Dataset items
--
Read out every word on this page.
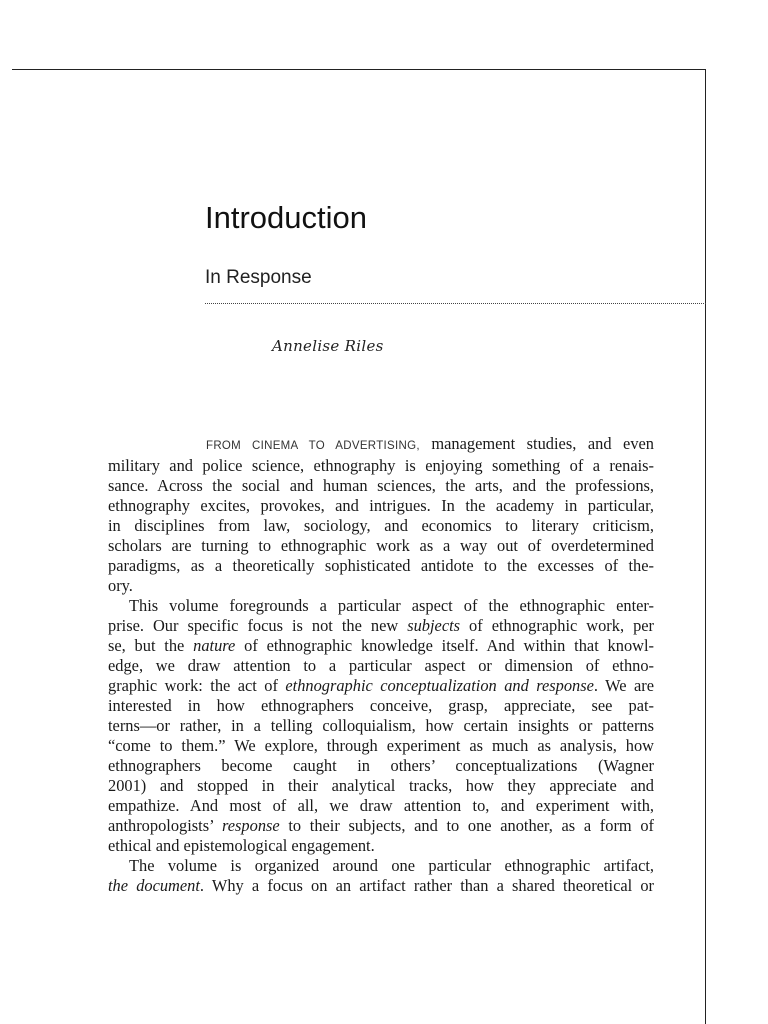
Introduction
In Response

Annelise Riles

FROM CINEMA TO ADVERTISING, management studies, and even
military and police science, ethnography is enjoying something of a renais-
sance. Across the social and human sciences, the arts, and the professions,
ethnography excites, provokes, and intrigues. In the academy in particular,
in disciplines from law, sociology, and economics to literary criticism,
scholars are turning to ethnographic work as a way out of overdetermined
paradigms, as a theoretically sophisticated antidote to the excesses of the-
ory.

This volume foregrounds a particular aspect of the ethnographic enter-
prise. Our specific focus is not the new subjects of ethnographic work, per
se, but the nature of ethnographic knowledge itself. And within that knowl-
edge, we draw attention to a particular aspect or dimension of ethno-
graphic work: the act of ethnographic conceptualization and response. We are
interested in how ethnographers conceive, grasp, appreciate, see pat-
terns—or rather, in a telling colloquialism, how certain insights or patterns
“come to them.” We explore, through experiment as much as analysis, how
ethnographers become caught in others’ conceptualizations (Wagner
2001) and stopped in their analytical tracks, how they appreciate and
empathize. And most of all, we draw attention to, and experiment with,
anthropologists’ response to their subjects, and to one another, as a form of
ethical and epistemological engagement.

The volume is organized around one particular ethnographic artifact,
the document. Why a focus on an artifact rather than a shared theoretical or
--
REQUIREMENT ->
Filter for "focus". Return all lines that hold it.

TASK RESULT ->
prise. Our specific focus is not the new subjects of ethnographic work, per
the document. Why a focus on an artifact rather than a shared theoretical or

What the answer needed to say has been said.